>> BEGIN GIVEN RECORDS
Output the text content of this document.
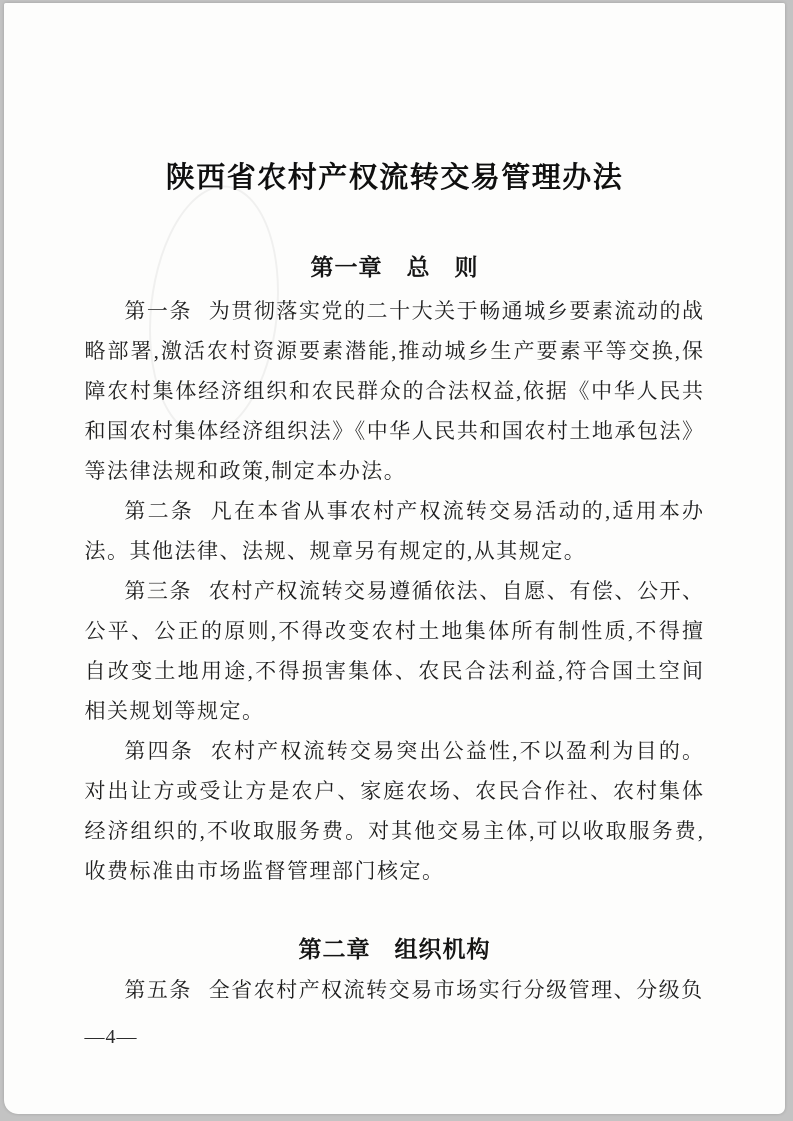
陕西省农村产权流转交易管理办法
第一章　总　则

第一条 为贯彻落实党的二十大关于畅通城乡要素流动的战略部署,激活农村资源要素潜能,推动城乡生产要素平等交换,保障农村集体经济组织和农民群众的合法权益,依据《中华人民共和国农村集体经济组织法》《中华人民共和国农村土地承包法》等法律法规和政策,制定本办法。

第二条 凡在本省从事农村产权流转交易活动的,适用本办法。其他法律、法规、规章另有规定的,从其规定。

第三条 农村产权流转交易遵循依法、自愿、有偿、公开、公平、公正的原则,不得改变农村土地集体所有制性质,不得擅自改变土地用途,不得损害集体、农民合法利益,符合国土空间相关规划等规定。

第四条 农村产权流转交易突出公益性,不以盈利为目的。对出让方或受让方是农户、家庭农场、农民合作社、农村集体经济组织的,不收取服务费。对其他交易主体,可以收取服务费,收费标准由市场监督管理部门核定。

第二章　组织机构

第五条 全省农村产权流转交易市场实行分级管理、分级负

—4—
>> END GIVEN RECORDS
>> BEGIN GIVEN RECORDS
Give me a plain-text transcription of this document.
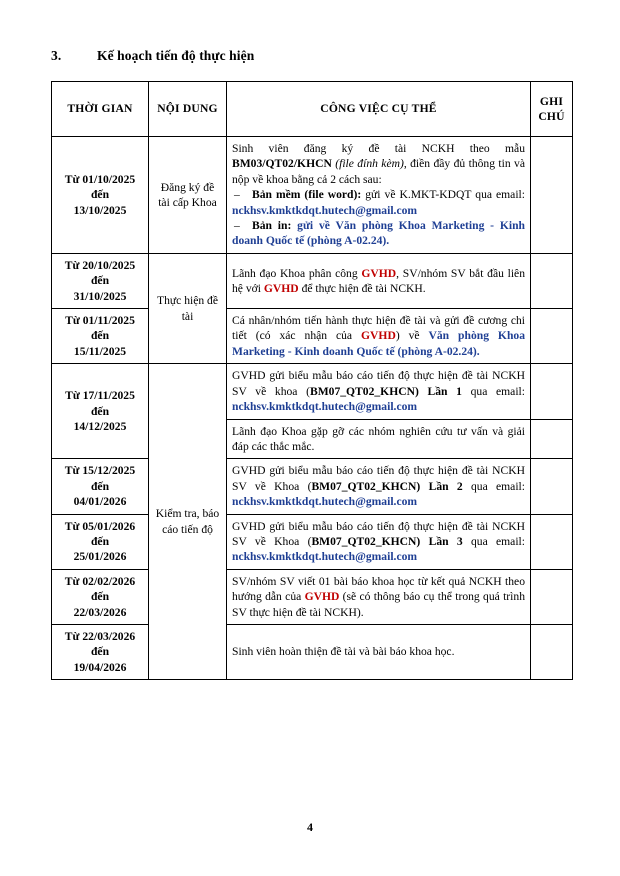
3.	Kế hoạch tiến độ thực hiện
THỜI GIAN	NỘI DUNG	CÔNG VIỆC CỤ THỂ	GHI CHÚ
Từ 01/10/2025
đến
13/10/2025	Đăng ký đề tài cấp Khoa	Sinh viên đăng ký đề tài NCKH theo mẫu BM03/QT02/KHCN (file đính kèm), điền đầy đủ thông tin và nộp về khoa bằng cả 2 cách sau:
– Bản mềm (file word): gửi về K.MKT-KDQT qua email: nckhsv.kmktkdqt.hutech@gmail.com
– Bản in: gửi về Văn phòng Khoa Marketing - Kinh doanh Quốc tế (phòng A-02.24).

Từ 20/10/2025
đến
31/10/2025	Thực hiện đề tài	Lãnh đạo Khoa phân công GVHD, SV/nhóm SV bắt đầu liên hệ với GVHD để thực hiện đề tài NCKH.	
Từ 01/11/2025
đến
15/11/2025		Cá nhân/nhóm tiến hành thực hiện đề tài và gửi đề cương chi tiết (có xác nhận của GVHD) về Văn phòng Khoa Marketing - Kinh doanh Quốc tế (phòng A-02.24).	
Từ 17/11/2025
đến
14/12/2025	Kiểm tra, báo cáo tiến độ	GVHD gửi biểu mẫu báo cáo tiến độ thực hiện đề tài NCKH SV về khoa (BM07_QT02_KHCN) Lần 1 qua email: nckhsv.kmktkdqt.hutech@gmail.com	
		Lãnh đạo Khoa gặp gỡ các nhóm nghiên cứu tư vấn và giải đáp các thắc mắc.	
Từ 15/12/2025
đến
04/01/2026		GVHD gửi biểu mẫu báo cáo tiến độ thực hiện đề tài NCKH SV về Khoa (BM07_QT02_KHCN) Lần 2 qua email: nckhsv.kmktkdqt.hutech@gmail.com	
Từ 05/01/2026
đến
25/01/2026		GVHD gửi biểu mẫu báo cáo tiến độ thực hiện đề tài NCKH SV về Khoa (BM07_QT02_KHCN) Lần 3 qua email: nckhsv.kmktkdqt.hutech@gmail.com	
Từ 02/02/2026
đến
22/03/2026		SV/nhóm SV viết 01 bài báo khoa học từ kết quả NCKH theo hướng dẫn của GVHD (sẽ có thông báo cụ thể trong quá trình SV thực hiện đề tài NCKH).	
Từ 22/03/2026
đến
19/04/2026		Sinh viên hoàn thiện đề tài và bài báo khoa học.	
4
>> END GIVEN RECORDS
>> BEGIN GIVEN RECORDS
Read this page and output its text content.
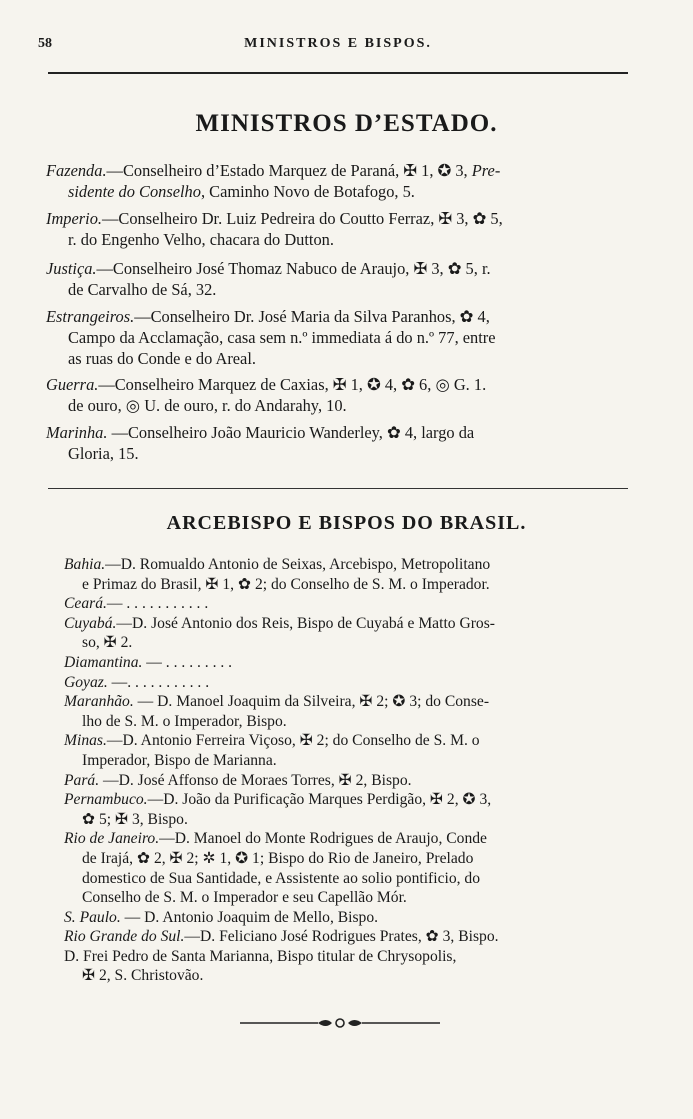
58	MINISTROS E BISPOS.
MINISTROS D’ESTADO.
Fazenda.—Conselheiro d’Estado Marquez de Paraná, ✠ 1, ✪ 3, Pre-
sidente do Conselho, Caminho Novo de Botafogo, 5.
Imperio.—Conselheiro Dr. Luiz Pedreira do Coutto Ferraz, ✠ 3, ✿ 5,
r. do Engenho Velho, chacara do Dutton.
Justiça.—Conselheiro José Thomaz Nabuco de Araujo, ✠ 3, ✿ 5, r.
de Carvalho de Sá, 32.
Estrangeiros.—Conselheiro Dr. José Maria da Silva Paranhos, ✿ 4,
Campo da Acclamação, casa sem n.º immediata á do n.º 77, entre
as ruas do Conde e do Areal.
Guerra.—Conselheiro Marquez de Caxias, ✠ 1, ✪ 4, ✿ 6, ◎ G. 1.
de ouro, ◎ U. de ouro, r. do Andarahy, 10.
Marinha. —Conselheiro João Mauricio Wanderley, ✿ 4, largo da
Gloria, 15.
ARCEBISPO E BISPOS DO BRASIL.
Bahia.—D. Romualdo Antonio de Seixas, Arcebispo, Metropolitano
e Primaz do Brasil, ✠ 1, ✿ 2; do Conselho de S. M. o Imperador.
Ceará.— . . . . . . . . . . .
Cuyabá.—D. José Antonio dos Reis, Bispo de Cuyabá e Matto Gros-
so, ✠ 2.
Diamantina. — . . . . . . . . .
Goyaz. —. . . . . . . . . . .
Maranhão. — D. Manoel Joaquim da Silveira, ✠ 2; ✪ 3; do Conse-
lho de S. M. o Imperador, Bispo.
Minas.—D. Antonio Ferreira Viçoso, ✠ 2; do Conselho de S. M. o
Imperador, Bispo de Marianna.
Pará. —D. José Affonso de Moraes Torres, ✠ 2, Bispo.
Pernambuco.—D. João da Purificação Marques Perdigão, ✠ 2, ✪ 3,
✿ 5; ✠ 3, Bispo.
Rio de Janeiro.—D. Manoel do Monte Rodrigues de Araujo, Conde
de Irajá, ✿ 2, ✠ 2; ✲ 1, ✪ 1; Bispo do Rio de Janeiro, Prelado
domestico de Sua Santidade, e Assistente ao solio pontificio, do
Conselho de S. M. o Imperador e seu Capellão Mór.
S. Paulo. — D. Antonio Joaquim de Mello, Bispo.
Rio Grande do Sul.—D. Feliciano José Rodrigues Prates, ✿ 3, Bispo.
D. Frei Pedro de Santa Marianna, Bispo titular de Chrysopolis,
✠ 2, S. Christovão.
>> END GIVEN RECORDS
TASK GOAL: Show each line of the listing that holds the string "hutech".

THE RESPONSE:
– Bản mềm (file word): gửi về K.MKT-KDQT qua email: nckhsv.kmktkdqt.hutech@gmail.com
14/12/2025	Kiểm tra, báo cáo tiến độ	GVHD gửi biểu mẫu báo cáo tiến độ thực hiện đề tài NCKH SV về khoa (BM07_QT02_KHCN) Lần 1 qua email: nckhsv.kmktkdqt.hutech@gmail.com	
04/01/2026		GVHD gửi biểu mẫu báo cáo tiến độ thực hiện đề tài NCKH SV về Khoa (BM07_QT02_KHCN) Lần 2 qua email: nckhsv.kmktkdqt.hutech@gmail.com	
25/01/2026		GVHD gửi biểu mẫu báo cáo tiến độ thực hiện đề tài NCKH SV về Khoa (BM07_QT02_KHCN) Lần 3 qua email: nckhsv.kmktkdqt.hutech@gmail.com	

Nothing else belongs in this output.